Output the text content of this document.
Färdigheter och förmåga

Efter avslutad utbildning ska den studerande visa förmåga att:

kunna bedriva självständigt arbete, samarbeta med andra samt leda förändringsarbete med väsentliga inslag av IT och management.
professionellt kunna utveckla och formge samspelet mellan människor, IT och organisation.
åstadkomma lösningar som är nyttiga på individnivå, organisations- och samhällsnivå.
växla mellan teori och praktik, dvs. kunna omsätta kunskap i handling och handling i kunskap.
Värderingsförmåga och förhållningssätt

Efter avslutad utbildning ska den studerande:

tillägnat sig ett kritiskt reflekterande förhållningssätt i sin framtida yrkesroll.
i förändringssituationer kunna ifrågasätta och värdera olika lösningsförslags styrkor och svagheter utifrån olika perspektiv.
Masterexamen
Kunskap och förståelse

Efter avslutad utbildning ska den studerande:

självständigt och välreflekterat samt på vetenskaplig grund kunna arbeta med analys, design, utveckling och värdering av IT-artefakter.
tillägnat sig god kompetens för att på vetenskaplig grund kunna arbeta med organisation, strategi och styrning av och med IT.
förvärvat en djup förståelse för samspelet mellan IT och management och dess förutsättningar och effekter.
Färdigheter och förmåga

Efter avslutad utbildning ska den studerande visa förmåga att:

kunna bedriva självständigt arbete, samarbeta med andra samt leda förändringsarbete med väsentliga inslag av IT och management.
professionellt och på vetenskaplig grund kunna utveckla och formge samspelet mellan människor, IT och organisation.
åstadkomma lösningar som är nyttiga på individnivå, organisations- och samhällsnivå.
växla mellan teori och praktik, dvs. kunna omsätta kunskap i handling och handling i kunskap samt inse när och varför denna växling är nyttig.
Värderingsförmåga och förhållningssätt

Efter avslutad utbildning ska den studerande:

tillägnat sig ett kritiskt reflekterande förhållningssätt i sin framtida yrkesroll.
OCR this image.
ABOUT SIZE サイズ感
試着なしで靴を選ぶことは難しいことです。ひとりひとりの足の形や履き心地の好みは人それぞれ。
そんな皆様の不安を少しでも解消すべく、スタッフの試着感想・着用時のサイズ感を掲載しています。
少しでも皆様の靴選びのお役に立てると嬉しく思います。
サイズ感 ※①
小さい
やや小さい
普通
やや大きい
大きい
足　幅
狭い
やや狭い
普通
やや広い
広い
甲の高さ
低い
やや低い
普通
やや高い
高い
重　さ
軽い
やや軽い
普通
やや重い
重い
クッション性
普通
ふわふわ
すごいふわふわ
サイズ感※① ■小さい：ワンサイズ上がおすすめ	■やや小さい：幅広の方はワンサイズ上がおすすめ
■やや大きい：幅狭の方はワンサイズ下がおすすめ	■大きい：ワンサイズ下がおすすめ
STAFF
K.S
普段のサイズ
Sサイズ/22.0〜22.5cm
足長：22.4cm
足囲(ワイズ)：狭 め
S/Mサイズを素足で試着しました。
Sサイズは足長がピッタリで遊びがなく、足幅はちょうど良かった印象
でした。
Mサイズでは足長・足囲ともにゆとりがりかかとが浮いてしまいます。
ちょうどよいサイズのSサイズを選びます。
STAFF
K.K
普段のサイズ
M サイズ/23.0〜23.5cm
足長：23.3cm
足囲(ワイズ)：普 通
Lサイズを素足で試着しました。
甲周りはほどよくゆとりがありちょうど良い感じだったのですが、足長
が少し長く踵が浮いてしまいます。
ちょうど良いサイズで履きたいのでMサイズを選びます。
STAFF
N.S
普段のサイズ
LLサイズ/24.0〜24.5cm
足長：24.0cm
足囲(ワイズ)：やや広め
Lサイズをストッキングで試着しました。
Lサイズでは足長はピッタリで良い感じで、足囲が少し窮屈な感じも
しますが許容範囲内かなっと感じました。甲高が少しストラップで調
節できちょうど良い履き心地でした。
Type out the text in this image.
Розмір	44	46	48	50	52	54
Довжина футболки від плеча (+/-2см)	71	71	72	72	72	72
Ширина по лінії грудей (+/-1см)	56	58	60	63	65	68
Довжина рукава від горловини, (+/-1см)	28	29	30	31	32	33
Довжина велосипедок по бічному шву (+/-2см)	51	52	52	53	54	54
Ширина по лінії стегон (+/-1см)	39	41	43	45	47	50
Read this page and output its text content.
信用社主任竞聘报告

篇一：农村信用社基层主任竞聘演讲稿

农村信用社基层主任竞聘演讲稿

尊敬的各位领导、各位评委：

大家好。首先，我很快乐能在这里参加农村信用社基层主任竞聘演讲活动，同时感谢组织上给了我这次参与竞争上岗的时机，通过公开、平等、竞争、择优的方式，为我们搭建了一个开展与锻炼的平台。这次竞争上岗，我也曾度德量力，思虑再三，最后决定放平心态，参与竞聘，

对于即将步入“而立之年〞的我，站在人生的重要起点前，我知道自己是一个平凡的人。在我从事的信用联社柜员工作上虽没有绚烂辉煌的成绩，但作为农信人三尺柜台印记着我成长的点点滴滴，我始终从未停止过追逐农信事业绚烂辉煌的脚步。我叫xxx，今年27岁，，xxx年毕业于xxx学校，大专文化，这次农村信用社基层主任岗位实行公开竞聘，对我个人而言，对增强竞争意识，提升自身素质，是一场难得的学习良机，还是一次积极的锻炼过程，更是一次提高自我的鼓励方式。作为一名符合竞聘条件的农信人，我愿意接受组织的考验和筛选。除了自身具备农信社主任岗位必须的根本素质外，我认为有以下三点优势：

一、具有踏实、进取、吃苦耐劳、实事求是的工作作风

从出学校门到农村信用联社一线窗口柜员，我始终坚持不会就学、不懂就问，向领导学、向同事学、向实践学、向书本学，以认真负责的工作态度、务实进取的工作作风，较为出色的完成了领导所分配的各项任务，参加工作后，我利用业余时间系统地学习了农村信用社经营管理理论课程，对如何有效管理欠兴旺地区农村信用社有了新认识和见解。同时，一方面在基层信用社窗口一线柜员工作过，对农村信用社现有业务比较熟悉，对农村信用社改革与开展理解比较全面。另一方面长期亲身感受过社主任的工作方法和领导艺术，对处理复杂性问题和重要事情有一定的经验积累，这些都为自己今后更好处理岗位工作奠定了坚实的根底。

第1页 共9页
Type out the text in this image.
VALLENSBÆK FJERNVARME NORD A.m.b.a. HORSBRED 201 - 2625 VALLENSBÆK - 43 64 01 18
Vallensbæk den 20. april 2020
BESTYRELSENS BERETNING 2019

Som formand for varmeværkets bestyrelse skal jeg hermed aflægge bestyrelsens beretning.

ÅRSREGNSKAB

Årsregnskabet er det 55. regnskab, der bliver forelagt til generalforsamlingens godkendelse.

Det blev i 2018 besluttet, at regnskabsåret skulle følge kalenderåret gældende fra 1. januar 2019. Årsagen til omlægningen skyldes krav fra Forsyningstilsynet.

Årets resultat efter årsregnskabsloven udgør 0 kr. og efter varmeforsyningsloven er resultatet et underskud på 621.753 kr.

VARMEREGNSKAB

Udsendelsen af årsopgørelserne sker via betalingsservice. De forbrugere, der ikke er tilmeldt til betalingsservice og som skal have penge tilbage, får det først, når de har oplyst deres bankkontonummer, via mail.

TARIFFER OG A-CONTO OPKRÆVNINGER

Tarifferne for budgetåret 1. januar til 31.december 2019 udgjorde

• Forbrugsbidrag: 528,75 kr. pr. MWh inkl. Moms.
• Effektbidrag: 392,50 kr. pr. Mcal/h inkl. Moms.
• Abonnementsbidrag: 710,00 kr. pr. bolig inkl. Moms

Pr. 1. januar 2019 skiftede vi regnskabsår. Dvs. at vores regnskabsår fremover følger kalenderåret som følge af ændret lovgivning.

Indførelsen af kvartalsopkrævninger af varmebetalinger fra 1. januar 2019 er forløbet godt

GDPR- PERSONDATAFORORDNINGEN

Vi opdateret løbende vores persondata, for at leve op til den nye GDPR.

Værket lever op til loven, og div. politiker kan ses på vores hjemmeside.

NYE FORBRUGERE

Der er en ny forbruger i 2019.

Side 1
------------------------
▸ EXERCISE GOAL: From the entries above, collect every line with the string "skal" in it.

▸ CORRECT RESPONSE:
Som formand for varmeværkets bestyrelse skal jeg hermed aflægge bestyrelsens beretning.
Udsendelsen af årsopgørelserne sker via betalingsservice. De forbrugere, der ikke er tilmeldt til betalingsservice og som skal have penge tilbage, får det først, når de har oplyst deres bankkontonummer, via mail.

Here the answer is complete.